YOUR OBJECTIVE: Exclude images, then output the remaining data verbatim.

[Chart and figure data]
● ● ● ● ● ● ●

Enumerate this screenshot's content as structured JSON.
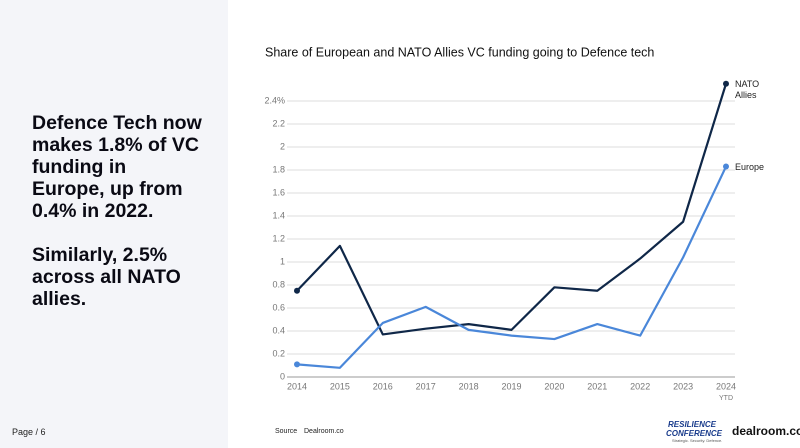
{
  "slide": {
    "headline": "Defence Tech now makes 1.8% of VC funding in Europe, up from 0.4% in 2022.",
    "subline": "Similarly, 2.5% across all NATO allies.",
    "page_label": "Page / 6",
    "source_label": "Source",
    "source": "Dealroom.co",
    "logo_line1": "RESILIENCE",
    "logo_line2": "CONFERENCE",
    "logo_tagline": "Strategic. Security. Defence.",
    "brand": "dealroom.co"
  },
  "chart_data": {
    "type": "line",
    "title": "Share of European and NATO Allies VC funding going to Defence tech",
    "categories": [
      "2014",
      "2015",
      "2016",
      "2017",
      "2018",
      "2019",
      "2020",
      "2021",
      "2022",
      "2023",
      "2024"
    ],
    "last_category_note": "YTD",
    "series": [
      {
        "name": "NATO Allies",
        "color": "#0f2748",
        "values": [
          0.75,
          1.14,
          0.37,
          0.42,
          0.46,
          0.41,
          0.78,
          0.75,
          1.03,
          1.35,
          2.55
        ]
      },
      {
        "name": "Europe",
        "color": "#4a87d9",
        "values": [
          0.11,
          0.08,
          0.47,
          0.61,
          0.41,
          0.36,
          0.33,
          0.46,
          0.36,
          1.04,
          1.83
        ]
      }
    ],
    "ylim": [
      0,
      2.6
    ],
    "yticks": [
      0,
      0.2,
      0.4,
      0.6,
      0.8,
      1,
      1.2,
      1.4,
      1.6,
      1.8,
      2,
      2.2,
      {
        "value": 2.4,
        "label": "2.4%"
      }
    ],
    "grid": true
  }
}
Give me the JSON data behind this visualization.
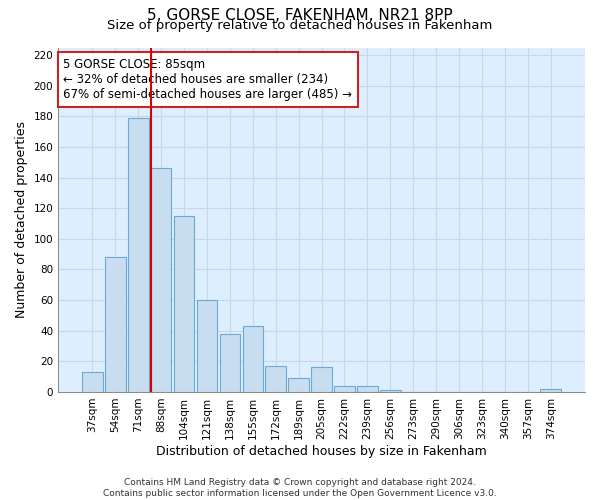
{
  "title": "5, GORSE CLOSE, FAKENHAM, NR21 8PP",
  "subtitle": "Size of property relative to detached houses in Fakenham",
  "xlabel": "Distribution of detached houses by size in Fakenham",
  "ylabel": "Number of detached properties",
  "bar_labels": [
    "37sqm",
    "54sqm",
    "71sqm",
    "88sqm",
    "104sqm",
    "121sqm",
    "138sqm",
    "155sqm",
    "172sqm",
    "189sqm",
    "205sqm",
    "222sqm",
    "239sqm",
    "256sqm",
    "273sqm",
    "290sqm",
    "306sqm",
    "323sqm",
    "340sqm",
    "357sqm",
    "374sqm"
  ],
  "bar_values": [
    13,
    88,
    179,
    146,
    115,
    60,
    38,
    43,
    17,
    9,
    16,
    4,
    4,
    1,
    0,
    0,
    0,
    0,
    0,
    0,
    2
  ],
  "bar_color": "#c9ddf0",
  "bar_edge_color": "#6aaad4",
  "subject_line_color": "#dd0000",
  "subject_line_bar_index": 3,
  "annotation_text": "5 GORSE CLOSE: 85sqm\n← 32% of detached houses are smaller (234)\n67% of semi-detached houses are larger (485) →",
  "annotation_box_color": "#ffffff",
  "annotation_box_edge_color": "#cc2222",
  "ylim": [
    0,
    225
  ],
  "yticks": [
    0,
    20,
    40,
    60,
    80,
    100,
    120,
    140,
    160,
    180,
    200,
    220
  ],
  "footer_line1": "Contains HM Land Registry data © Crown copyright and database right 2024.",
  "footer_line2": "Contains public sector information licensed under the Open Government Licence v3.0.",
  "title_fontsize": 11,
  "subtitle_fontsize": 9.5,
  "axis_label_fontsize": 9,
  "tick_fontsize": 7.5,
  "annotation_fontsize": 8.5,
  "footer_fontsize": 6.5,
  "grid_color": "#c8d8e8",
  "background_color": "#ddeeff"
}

● ● ● ● ● ● ●

OUTPUT:
Enumerate this screenshot's content as structured JSON.
{
  "slide": {
    "headline": "Defence Tech now makes 1.8% of VC funding in Europe, up from 0.4% in 2022.",
    "subline": "Similarly, 2.5% across all NATO allies.",
    "page_label": "Page / 6",
    "source_label": "Source",
    "source": "Dealroom.co",
    "logo_line1": "RESILIENCE",
    "logo_line2": "CONFERENCE",
    "logo_tagline": "Strategic. Security. Defence.",
    "brand": "dealroom.co"
  },
  "chart_data": {
    "type": "line",
    "title": "Share of European and NATO Allies VC funding going to Defence tech",
    "categories": [
      "2014",
      "2015",
      "2016",
      "2017",
      "2018",
      "2019",
      "2020",
      "2021",
      "2022",
      "2023",
      "2024"
    ],
    "last_category_note": "YTD",
    "series": [
      {
        "name": "NATO Allies",
        "color": "#0f2748",
        "values": [
          0.75,
          1.14,
          0.37,
          0.42,
          0.46,
          0.41,
          0.78,
          0.75,
          1.03,
          1.35,
          2.55
        ]
      },
      {
        "name": "Europe",
        "color": "#4a87d9",
        "values": [
          0.11,
          0.08,
          0.47,
          0.61,
          0.41,
          0.36,
          0.33,
          0.46,
          0.36,
          1.04,
          1.83
        ]
      }
    ],
    "ylim": [
      0,
      2.6
    ],
    "yticks": [
      0,
      0.2,
      0.4,
      0.6,
      0.8,
      1,
      1.2,
      1.4,
      1.6,
      1.8,
      2,
      2.2,
      {
        "value": 2.4,
        "label": "2.4%"
      }
    ],
    "grid": true
  }
}
Give me the JSON data behind this visualization.
{
  "title": "5, GORSE CLOSE, FAKENHAM, NR21 8PP",
  "subtitle": "Size of property relative to detached houses in Fakenham",
  "xlabel": "Distribution of detached houses by size in Fakenham",
  "ylabel": "Number of detached properties",
  "bar_labels": [
    "37sqm",
    "54sqm",
    "71sqm",
    "88sqm",
    "104sqm",
    "121sqm",
    "138sqm",
    "155sqm",
    "172sqm",
    "189sqm",
    "205sqm",
    "222sqm",
    "239sqm",
    "256sqm",
    "273sqm",
    "290sqm",
    "306sqm",
    "323sqm",
    "340sqm",
    "357sqm",
    "374sqm"
  ],
  "bar_values": [
    13,
    88,
    179,
    146,
    115,
    60,
    38,
    43,
    17,
    9,
    16,
    4,
    4,
    1,
    0,
    0,
    0,
    0,
    0,
    0,
    2
  ],
  "bar_color": "#c9ddf0",
  "bar_edge_color": "#6aaad4",
  "subject_line_color": "#dd0000",
  "subject_line_bar_index": 3,
  "annotation_text": "5 GORSE CLOSE: 85sqm\n← 32% of detached houses are smaller (234)\n67% of semi-detached houses are larger (485) →",
  "annotation_box_color": "#ffffff",
  "annotation_box_edge_color": "#cc2222",
  "ylim": [
    0,
    225
  ],
  "yticks": [
    0,
    20,
    40,
    60,
    80,
    100,
    120,
    140,
    160,
    180,
    200,
    220
  ],
  "footer_line1": "Contains HM Land Registry data © Crown copyright and database right 2024.",
  "footer_line2": "Contains public sector information licensed under the Open Government Licence v3.0.",
  "title_fontsize": 11,
  "subtitle_fontsize": 9.5,
  "axis_label_fontsize": 9,
  "tick_fontsize": 7.5,
  "annotation_fontsize": 8.5,
  "footer_fontsize": 6.5,
  "grid_color": "#c8d8e8",
  "background_color": "#ddeeff"
}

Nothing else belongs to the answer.